[Task directions]: Can you reproduce every line of the data below word for word, leaving out the pictures?

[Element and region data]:
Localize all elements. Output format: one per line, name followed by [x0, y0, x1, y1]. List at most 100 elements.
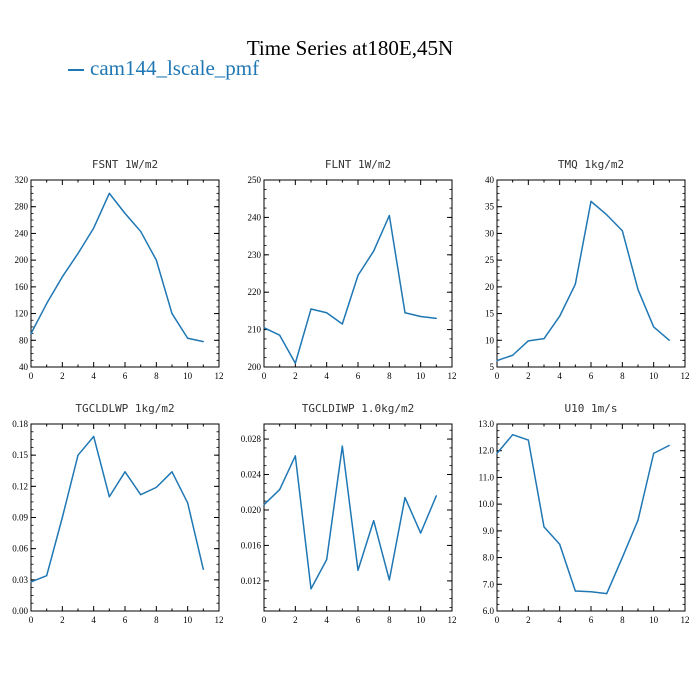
data-point	[420, 532, 422, 534]
x-tick-label: 12	[215, 371, 224, 381]
x-tick-label: 2	[293, 371, 298, 381]
x-tick-label: 6	[589, 371, 594, 381]
plot-frame	[263, 423, 453, 612]
x-tick-label: 4	[91, 615, 96, 625]
y-tick-label: 11.0	[479, 472, 495, 482]
y-tick-label: 6.0	[483, 606, 495, 616]
x-tick-label: 2	[60, 615, 65, 625]
data-point	[559, 543, 561, 545]
chart-panel-6: U10 1m/s 0 2 4 6 8 10 12 6.0 7.0 8.0 9.0 10.0 11.0 12.…	[478, 402, 689, 625]
x-tick-label: 12	[681, 371, 690, 381]
y-tick-label: 12.0	[478, 446, 494, 456]
data-point	[512, 354, 514, 356]
data-point	[326, 312, 328, 314]
y-tick-label: 0.024	[241, 470, 262, 480]
y-tick-label: 40	[485, 175, 495, 185]
data-point	[171, 312, 173, 315]
data-point	[543, 526, 545, 528]
y-tick-label: 0.18	[12, 419, 28, 429]
y-tick-label: 320	[15, 175, 29, 185]
y-tick-label: 0.016	[241, 540, 262, 550]
y-tick-label: 15	[485, 309, 495, 319]
y-tick-label: 0.12	[12, 481, 28, 491]
chart-panel-2: FLNT 1W/m2 0 2 4 6 8 10 12 200 210 220 230 240 250	[248, 158, 457, 381]
series-line	[263, 445, 438, 590]
data-point	[590, 591, 592, 593]
data-point	[637, 519, 639, 521]
plot-frame	[263, 179, 453, 368]
x-tick-label: 6	[123, 371, 128, 381]
x-tick-label: 6	[356, 371, 361, 381]
x-tick-label: 8	[387, 615, 392, 625]
series-line	[263, 214, 437, 365]
y-tick-label: 220	[248, 287, 262, 297]
x-tick-label: 0	[495, 371, 500, 381]
data-point	[46, 302, 48, 305]
data-point	[590, 200, 592, 202]
x-tick-label: 12	[681, 615, 690, 625]
y-tick-label: 0.012	[241, 576, 261, 586]
data-point	[543, 338, 545, 340]
y-tick-label: 200	[248, 362, 262, 372]
x-tick-label: 0	[495, 615, 500, 625]
y-tick-label: 7.0	[483, 579, 495, 589]
x-tick-label: 8	[387, 371, 392, 381]
y-tick-label: 200	[15, 255, 29, 265]
y-tick-label: 8.0	[483, 553, 495, 563]
data-point	[310, 308, 312, 310]
data-point	[653, 326, 655, 328]
y-tick-label: 240	[248, 212, 262, 222]
chart-title: TGCLDIWP 1.0kg/m2	[302, 402, 415, 415]
data-point	[93, 227, 95, 229]
data-point	[373, 520, 375, 522]
x-tick-label: 0	[262, 615, 267, 625]
y-tick-label: 35	[485, 202, 495, 212]
y-tick-label: 0.06	[12, 544, 28, 554]
legend-line-swatch	[68, 69, 84, 72]
x-tick-label: 0	[262, 371, 267, 381]
data-point	[606, 214, 608, 216]
data-point	[404, 312, 406, 314]
x-tick-label: 8	[620, 371, 625, 381]
data-point	[187, 502, 189, 504]
x-tick-label: 2	[526, 371, 531, 381]
data-point	[202, 568, 204, 571]
x-tick-label: 6	[356, 615, 361, 625]
series-line	[496, 200, 670, 362]
data-point	[621, 556, 623, 559]
legend: cam144_lscale_pmf	[68, 56, 259, 81]
data-point	[77, 252, 79, 255]
x-tick-label: 8	[620, 615, 625, 625]
data-point	[357, 274, 359, 276]
y-tick-label: 10.0	[478, 499, 494, 509]
data-point	[140, 494, 142, 496]
y-tick-label: 120	[15, 309, 29, 319]
y-tick-label: 280	[15, 202, 29, 212]
x-tick-label: 4	[557, 371, 562, 381]
y-tick-label: 0.020	[241, 505, 262, 515]
series-line	[30, 435, 205, 583]
chart-title: FLNT 1W/m2	[325, 158, 391, 171]
x-tick-label: 0	[29, 615, 34, 625]
data-point	[637, 288, 639, 291]
data-point	[279, 334, 281, 336]
y-tick-label: 0.15	[12, 450, 28, 460]
y-tick-label: 40	[19, 362, 29, 372]
data-point	[574, 590, 576, 592]
x-tick-label: 4	[324, 615, 329, 625]
x-tick-label: 8	[154, 615, 159, 625]
y-tick-label: 240	[15, 228, 29, 238]
chart-panel-5: TGCLDIWP 1.0kg/m2 0 2 4 6 8 10 12 0.012 0.016 0.02…	[241, 402, 457, 625]
data-point	[496, 452, 498, 454]
data-point	[155, 259, 157, 261]
y-tick-label: 0.028	[241, 434, 262, 444]
data-point	[404, 496, 406, 499]
y-tick-label: 9.0	[483, 526, 495, 536]
x-tick-label: 4	[557, 615, 562, 625]
data-point	[496, 359, 498, 362]
data-point	[310, 588, 312, 590]
y-tick-label: 210	[248, 325, 262, 335]
chart-title: TGCLDLWP 1kg/m2	[75, 402, 174, 415]
data-point	[93, 435, 95, 438]
y-tick-label: 250	[248, 175, 262, 185]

[Exercise result]:
Localize all elements. Output format: one per line, name followed by [x0, y0, x1, y1]. List at most 100 elements.
data-point	[420, 532, 422, 534]
x-tick-label: 12	[215, 371, 224, 381]
x-tick-label: 2	[293, 371, 298, 381]
x-tick-label: 6	[589, 371, 594, 381]
plot-frame	[263, 423, 453, 612]
x-tick-label: 4	[91, 615, 96, 625]
y-tick-label: 11.0	[479, 472, 495, 482]
y-tick-label: 6.0	[483, 606, 495, 616]
x-tick-label: 2	[60, 615, 65, 625]
data-point	[559, 543, 561, 545]
chart-panel-6: U10 1m/s 0 2 4 6 8 10 12 6.0 7.0 8.0 9.0 10.0 11.0 12.…	[478, 402, 689, 625]
x-tick-label: 12	[681, 371, 690, 381]
y-tick-label: 12.0	[478, 446, 494, 456]
data-point	[512, 354, 514, 356]
data-point	[326, 312, 328, 314]
y-tick-label: 0.024	[241, 470, 262, 480]
y-tick-label: 40	[485, 175, 495, 185]
data-point	[171, 312, 173, 315]
data-point	[543, 526, 545, 528]
y-tick-label: 0.18	[12, 419, 28, 429]
y-tick-label: 320	[15, 175, 29, 185]
y-tick-label: 0.016	[241, 540, 262, 550]
y-tick-label: 15	[485, 309, 495, 319]
y-tick-label: 0.12	[12, 481, 28, 491]
chart-panel-2: FLNT 1W/m2 0 2 4 6 8 10 12 200 210 220 230 240 250	[248, 158, 457, 381]
series-line	[263, 445, 438, 590]
data-point	[590, 591, 592, 593]
data-point	[637, 519, 639, 521]
plot-frame	[263, 179, 453, 368]
x-tick-label: 6	[123, 371, 128, 381]
x-tick-label: 6	[356, 371, 361, 381]
x-tick-label: 8	[387, 615, 392, 625]
series-line	[263, 214, 437, 365]
y-tick-label: 220	[248, 287, 262, 297]
x-tick-label: 0	[495, 371, 500, 381]
data-point	[46, 302, 48, 305]
data-point	[590, 200, 592, 202]
x-tick-label: 12	[681, 615, 690, 625]
y-tick-label: 0.012	[241, 576, 261, 586]
data-point	[543, 338, 545, 340]
y-tick-label: 200	[248, 362, 262, 372]
x-tick-label: 0	[495, 615, 500, 625]
y-tick-label: 7.0	[483, 579, 495, 589]
x-tick-label: 8	[387, 371, 392, 381]
y-tick-label: 200	[15, 255, 29, 265]
y-tick-label: 8.0	[483, 553, 495, 563]
data-point	[310, 308, 312, 310]
data-point	[653, 326, 655, 328]
y-tick-label: 240	[248, 212, 262, 222]
chart-title: TGCLDIWP 1.0kg/m2	[302, 402, 415, 415]
data-point	[93, 227, 95, 229]
data-point	[373, 520, 375, 522]
x-tick-label: 0	[262, 615, 267, 625]
y-tick-label: 35	[485, 202, 495, 212]
y-tick-label: 0.06	[12, 544, 28, 554]
legend-line-swatch	[68, 69, 84, 72]
x-tick-label: 0	[262, 371, 267, 381]
data-point	[606, 214, 608, 216]
data-point	[404, 312, 406, 314]
x-tick-label: 8	[620, 371, 625, 381]
data-point	[187, 502, 189, 504]
x-tick-label: 2	[526, 371, 531, 381]
data-point	[202, 568, 204, 571]
x-tick-label: 6	[356, 615, 361, 625]
series-line	[496, 200, 670, 362]
data-point	[621, 556, 623, 559]
legend: cam144_lscale_pmf	[68, 56, 259, 81]
data-point	[77, 252, 79, 255]
x-tick-label: 8	[620, 615, 625, 625]
data-point	[357, 274, 359, 276]
y-tick-label: 10.0	[478, 499, 494, 509]
data-point	[140, 494, 142, 496]
y-tick-label: 120	[15, 309, 29, 319]
y-tick-label: 280	[15, 202, 29, 212]
x-tick-label: 4	[557, 371, 562, 381]
y-tick-label: 0.020	[241, 505, 262, 515]
series-line	[30, 435, 205, 583]
chart-title: FLNT 1W/m2	[325, 158, 391, 171]
x-tick-label: 0	[29, 615, 34, 625]
data-point	[637, 288, 639, 291]
data-point	[279, 334, 281, 336]
y-tick-label: 0.15	[12, 450, 28, 460]
y-tick-label: 40	[19, 362, 29, 372]
data-point	[574, 590, 576, 592]
x-tick-label: 4	[324, 615, 329, 625]
x-tick-label: 8	[154, 615, 159, 625]
y-tick-label: 240	[15, 228, 29, 238]
chart-panel-5: TGCLDIWP 1.0kg/m2 0 2 4 6 8 10 12 0.012 0.016 0.02…	[241, 402, 457, 625]
data-point	[496, 452, 498, 454]
data-point	[155, 259, 157, 261]
y-tick-label: 0.028	[241, 434, 262, 444]
data-point	[404, 496, 406, 499]
y-tick-label: 9.0	[483, 526, 495, 536]
x-tick-label: 4	[557, 615, 562, 625]
data-point	[496, 359, 498, 362]
data-point	[310, 588, 312, 590]
y-tick-label: 210	[248, 325, 262, 335]
chart-title: TGCLDLWP 1kg/m2	[75, 402, 174, 415]
data-point	[93, 435, 95, 438]
y-tick-label: 250	[248, 175, 262, 185]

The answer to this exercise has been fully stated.